-- START OF Provided records --
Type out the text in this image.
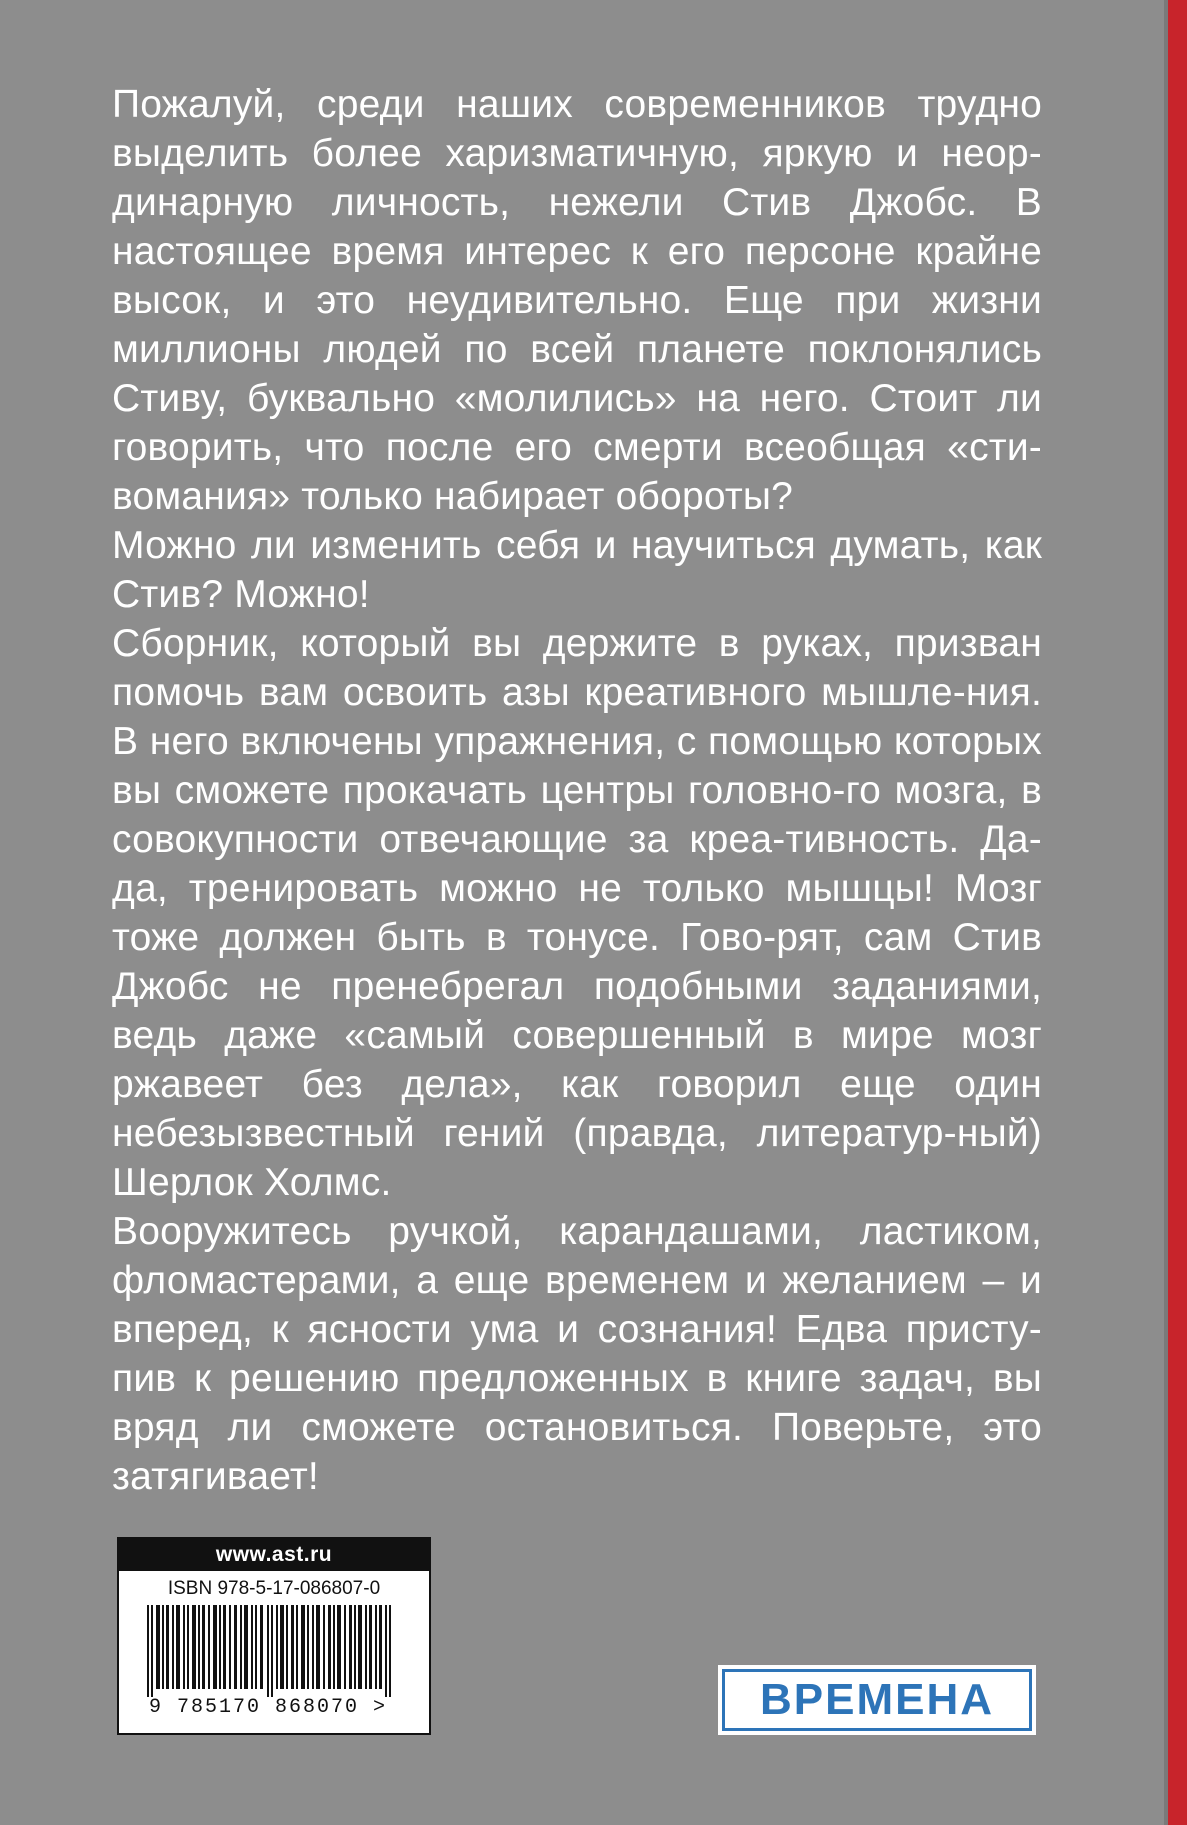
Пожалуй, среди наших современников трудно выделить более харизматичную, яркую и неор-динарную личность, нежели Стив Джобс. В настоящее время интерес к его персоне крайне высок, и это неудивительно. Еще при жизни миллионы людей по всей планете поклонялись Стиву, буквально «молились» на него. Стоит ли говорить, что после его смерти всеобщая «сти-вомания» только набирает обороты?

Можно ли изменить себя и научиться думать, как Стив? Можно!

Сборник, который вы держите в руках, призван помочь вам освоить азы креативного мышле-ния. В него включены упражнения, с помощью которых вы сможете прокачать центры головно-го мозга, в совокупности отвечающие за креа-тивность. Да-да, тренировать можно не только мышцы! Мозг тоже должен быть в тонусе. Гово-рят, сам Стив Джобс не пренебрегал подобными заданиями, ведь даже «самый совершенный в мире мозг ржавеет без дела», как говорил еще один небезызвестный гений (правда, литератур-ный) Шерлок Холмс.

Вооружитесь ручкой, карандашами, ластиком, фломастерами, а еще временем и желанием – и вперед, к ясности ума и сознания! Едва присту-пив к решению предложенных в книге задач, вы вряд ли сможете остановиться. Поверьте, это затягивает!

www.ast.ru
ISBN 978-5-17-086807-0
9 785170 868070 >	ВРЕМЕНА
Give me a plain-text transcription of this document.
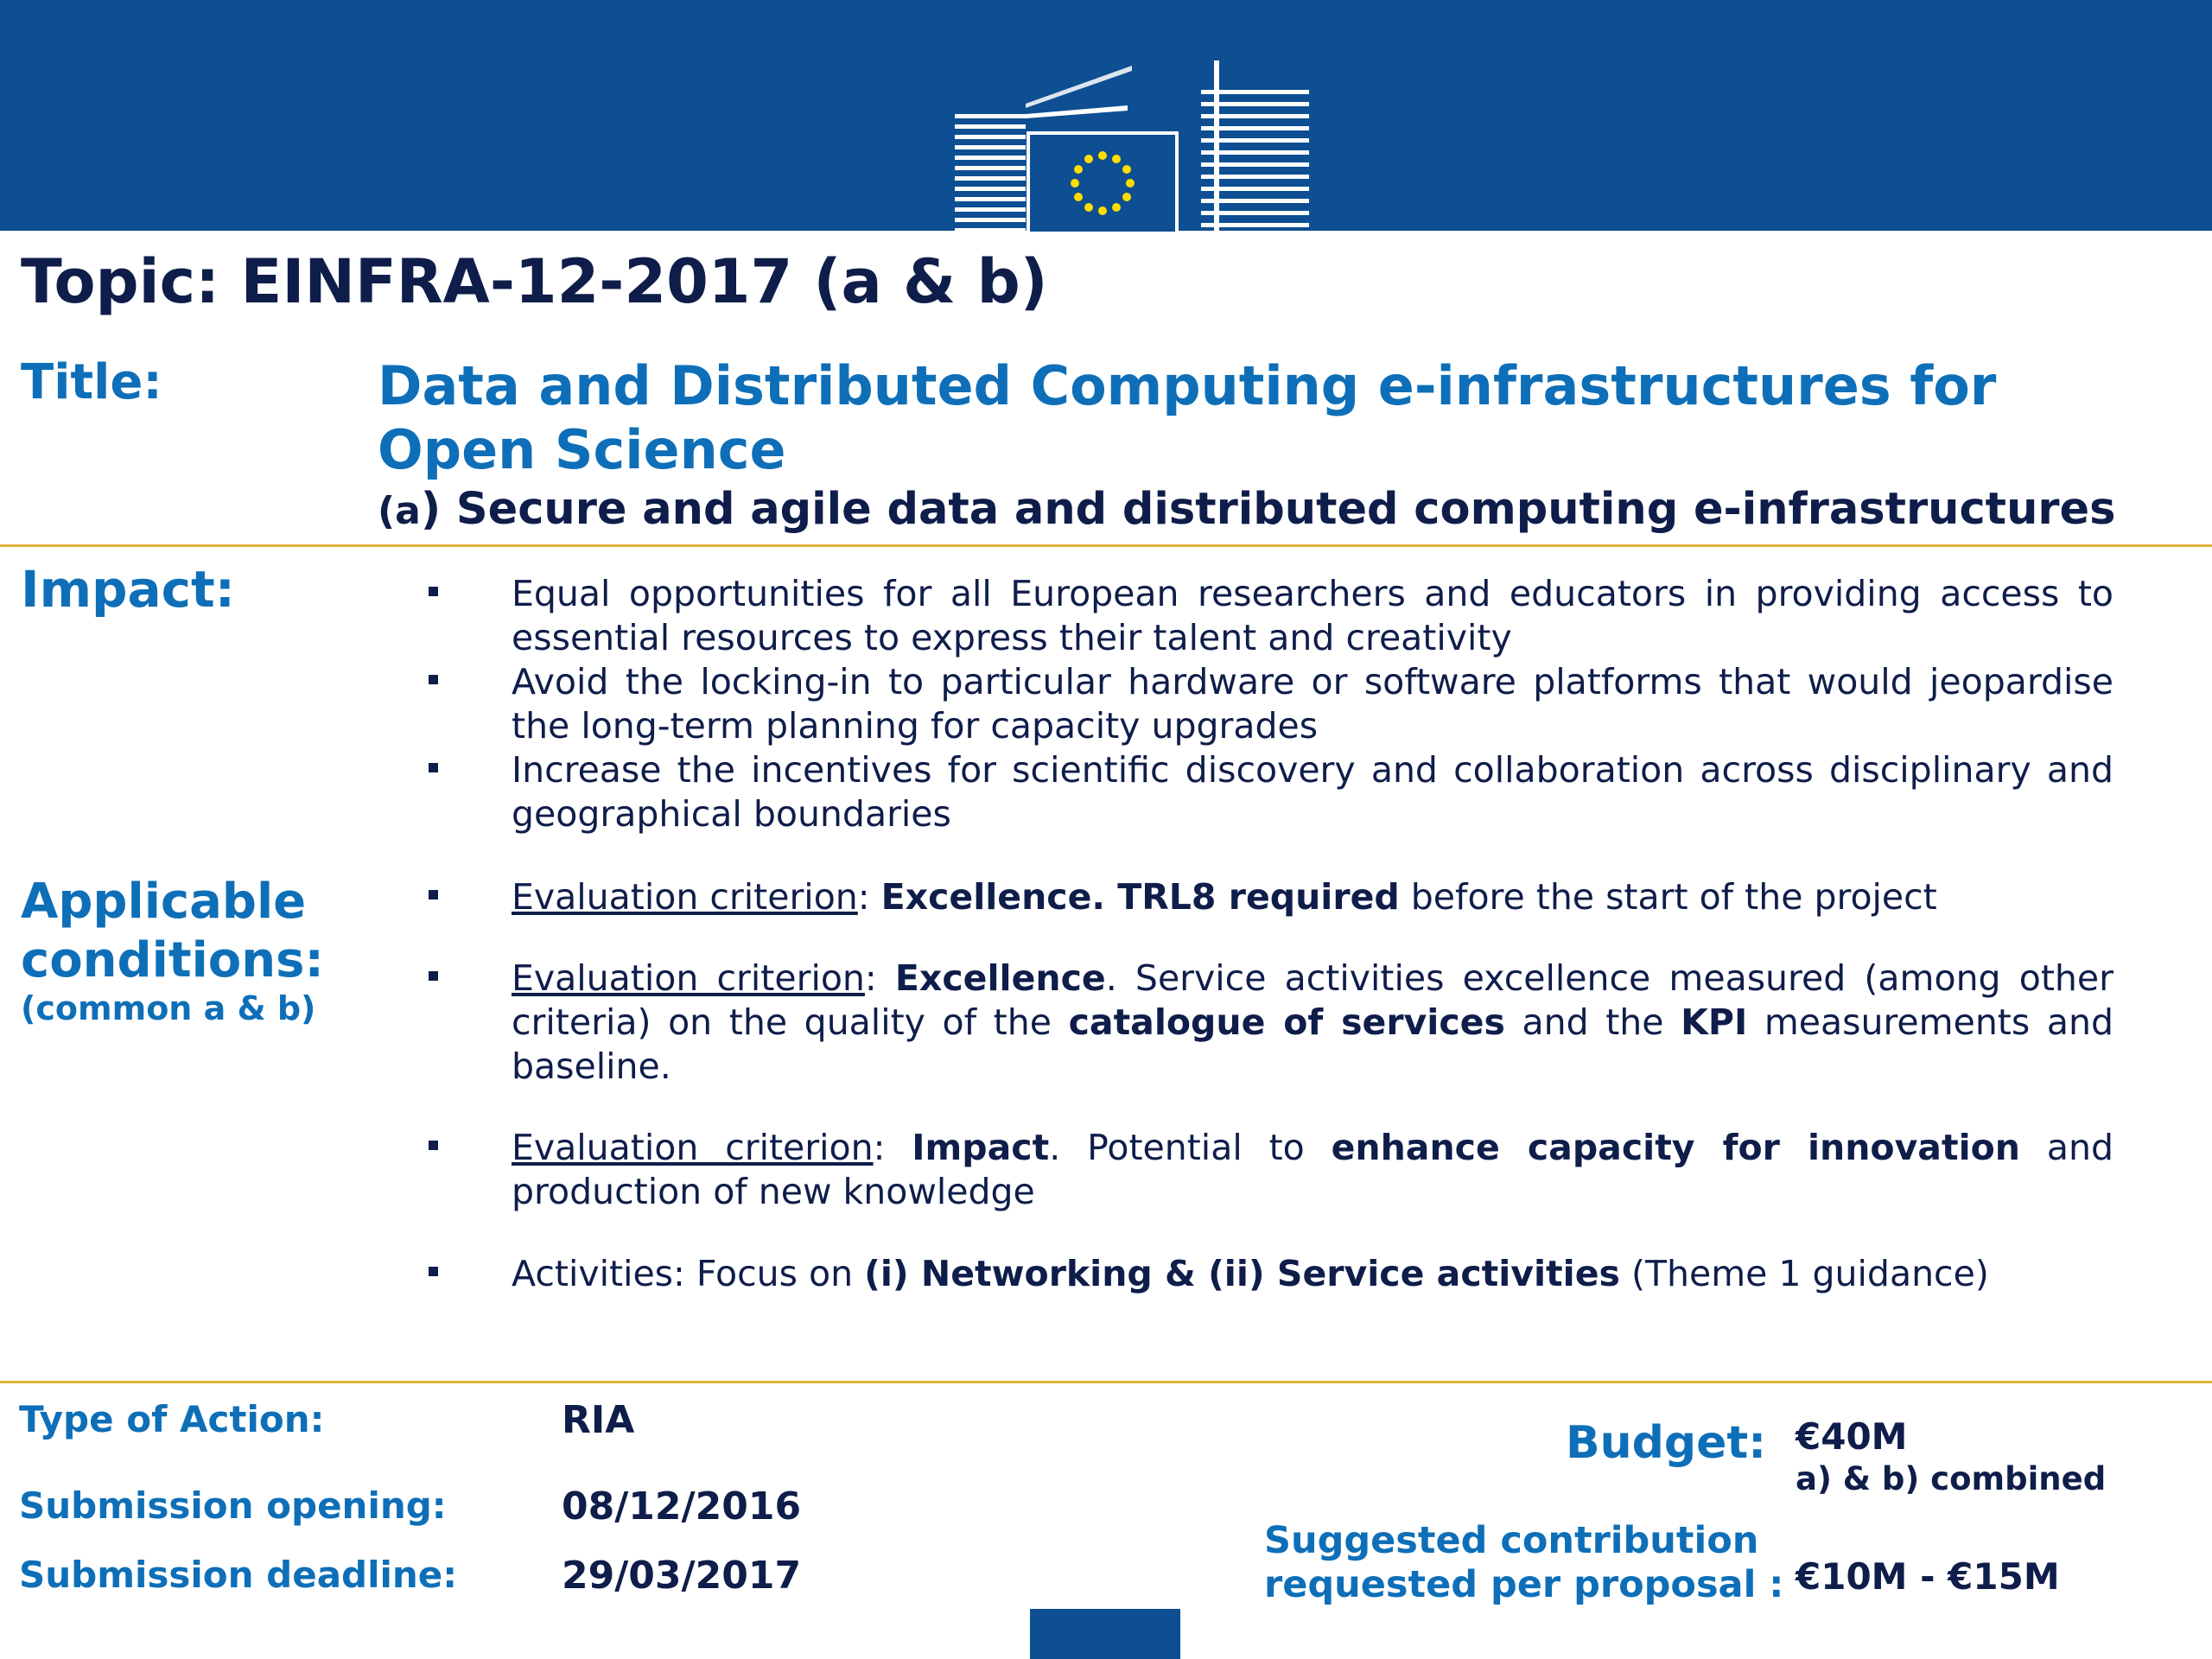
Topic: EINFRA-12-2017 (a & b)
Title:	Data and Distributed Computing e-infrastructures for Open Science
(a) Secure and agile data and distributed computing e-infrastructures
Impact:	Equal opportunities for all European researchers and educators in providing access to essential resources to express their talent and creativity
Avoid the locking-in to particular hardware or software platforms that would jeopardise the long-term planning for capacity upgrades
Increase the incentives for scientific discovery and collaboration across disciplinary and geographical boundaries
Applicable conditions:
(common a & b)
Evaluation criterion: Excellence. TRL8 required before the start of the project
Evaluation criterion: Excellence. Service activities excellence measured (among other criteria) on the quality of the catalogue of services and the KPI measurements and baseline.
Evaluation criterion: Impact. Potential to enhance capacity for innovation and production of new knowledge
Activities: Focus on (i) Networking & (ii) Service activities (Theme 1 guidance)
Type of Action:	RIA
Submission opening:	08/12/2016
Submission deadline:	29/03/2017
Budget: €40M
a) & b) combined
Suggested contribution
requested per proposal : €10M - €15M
-- END OF Provided records --
- _Problem to work on_
Reproduce the listing above exactly, excluding all pictures.

- _The result_
Type out the text in this image.
Пожалуй, среди наших современников трудно выделить более харизматичную, яркую и неор-динарную личность, нежели Стив Джобс. В настоящее время интерес к его персоне крайне высок, и это неудивительно. Еще при жизни миллионы людей по всей планете поклонялись Стиву, буквально «молились» на него. Стоит ли говорить, что после его смерти всеобщая «сти-вомания» только набирает обороты?

Можно ли изменить себя и научиться думать, как Стив? Можно!

Сборник, который вы держите в руках, призван помочь вам освоить азы креативного мышле-ния. В него включены упражнения, с помощью которых вы сможете прокачать центры головно-го мозга, в совокупности отвечающие за креа-тивность. Да-да, тренировать можно не только мышцы! Мозг тоже должен быть в тонусе. Гово-рят, сам Стив Джобс не пренебрегал подобными заданиями, ведь даже «самый совершенный в мире мозг ржавеет без дела», как говорил еще один небезызвестный гений (правда, литератур-ный) Шерлок Холмс.

Вооружитесь ручкой, карандашами, ластиком, фломастерами, а еще временем и желанием – и вперед, к ясности ума и сознания! Едва присту-пив к решению предложенных в книге задач, вы вряд ли сможете остановиться. Поверьте, это затягивает!

www.ast.ru
ISBN 978-5-17-086807-0
9 785170 868070 >	ВРЕМЕНА
Give me a plain-text transcription of this document.
Topic: EINFRA-12-2017 (a & b)
Title:	Data and Distributed Computing e-infrastructures for Open Science
(a) Secure and agile data and distributed computing e-infrastructures
Impact:	Equal opportunities for all European researchers and educators in providing access to essential resources to express their talent and creativity
Avoid the locking-in to particular hardware or software platforms that would jeopardise the long-term planning for capacity upgrades
Increase the incentives for scientific discovery and collaboration across disciplinary and geographical boundaries
Applicable conditions:
(common a & b)
Evaluation criterion: Excellence. TRL8 required before the start of the project
Evaluation criterion: Excellence. Service activities excellence measured (among other criteria) on the quality of the catalogue of services and the KPI measurements and baseline.
Evaluation criterion: Impact. Potential to enhance capacity for innovation and production of new knowledge
Activities: Focus on (i) Networking & (ii) Service activities (Theme 1 guidance)
Type of Action:	RIA
Submission opening:	08/12/2016
Submission deadline:	29/03/2017
Budget: €40M
a) & b) combined
Suggested contribution
requested per proposal : €10M - €15M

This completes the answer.